* **Exercise**:
Give nothing except the number of lines containing the word "这对等位基因位于X染色体上".

* **Records from a dataset**:
§ §

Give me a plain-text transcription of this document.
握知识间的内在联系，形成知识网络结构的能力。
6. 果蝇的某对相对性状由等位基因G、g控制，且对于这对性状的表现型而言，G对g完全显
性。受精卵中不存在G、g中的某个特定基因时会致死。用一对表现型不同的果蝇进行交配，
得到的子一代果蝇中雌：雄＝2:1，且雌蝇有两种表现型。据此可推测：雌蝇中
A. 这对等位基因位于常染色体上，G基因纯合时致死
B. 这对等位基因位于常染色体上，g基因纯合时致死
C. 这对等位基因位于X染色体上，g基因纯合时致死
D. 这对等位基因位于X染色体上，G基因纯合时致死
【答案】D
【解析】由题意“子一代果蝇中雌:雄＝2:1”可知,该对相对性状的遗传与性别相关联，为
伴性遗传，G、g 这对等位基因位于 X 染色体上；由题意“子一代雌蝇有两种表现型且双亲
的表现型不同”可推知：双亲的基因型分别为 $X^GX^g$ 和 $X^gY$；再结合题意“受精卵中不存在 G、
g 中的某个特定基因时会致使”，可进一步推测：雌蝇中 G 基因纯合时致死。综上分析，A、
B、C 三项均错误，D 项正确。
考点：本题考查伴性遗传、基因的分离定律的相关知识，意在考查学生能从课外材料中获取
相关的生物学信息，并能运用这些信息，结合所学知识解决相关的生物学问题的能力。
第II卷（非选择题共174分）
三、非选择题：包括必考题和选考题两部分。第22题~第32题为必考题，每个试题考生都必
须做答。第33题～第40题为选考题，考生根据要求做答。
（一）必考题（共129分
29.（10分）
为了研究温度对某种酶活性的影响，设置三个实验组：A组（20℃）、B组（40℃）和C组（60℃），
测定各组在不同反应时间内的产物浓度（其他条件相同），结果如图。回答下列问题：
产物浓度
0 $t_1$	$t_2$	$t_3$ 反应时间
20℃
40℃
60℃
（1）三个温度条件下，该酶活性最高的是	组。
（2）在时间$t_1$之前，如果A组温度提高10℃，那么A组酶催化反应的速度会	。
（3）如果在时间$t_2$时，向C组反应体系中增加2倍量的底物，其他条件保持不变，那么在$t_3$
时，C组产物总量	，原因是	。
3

§ §

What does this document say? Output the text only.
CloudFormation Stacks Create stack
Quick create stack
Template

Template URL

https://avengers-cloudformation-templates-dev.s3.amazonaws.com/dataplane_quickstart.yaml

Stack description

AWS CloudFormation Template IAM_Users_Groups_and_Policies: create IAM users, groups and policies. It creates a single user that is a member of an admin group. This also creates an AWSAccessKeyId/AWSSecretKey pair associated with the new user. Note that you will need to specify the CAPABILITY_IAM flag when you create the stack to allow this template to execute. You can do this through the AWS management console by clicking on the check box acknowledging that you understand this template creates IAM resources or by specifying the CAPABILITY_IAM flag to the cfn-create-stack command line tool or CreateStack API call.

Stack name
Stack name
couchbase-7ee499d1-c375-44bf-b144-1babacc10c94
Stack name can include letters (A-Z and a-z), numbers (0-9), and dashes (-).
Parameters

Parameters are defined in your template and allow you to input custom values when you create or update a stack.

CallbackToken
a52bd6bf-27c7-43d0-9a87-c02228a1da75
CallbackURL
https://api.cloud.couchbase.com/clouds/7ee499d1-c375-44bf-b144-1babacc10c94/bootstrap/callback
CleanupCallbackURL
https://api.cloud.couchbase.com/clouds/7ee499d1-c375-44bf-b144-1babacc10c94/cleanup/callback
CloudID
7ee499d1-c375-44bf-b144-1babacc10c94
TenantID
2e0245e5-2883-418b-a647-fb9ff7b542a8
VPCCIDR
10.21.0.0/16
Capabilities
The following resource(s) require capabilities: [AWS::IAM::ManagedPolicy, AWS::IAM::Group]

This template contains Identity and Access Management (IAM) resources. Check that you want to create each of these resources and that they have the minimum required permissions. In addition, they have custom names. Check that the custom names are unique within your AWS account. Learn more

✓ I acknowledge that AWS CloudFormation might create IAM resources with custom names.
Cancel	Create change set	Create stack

§ §

* **Output for this exercise**:
2